Your task is to filter the data below down to the lines holding "JSON".
<<<<
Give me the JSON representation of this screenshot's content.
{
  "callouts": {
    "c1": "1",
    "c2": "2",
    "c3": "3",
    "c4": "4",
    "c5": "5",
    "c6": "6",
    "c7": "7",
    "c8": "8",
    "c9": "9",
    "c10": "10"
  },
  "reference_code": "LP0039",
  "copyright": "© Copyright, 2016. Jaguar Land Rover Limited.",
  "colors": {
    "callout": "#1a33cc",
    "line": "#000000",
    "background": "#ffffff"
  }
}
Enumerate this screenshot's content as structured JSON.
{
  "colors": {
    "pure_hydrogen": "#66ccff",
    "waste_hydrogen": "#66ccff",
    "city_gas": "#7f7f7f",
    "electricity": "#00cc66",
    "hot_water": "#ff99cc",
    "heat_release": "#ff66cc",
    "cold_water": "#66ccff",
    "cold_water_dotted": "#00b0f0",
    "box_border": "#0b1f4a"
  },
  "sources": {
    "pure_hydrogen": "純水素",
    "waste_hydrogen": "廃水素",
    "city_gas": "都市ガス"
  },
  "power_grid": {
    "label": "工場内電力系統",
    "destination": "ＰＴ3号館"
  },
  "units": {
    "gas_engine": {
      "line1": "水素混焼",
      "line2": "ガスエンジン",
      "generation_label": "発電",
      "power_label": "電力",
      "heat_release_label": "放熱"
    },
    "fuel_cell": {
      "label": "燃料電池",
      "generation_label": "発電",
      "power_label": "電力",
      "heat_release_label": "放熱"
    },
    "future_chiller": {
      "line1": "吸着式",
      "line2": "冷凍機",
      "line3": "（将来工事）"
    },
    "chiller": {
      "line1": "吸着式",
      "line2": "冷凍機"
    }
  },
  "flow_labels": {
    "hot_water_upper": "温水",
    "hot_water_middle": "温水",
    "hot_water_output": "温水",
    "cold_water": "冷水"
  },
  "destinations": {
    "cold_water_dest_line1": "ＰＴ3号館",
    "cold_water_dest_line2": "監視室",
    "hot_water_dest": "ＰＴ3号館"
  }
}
>>>>
● **Expected answer**
Give me the JSON representation of this screenshot's content.
Enumerate this screenshot's content as structured JSON.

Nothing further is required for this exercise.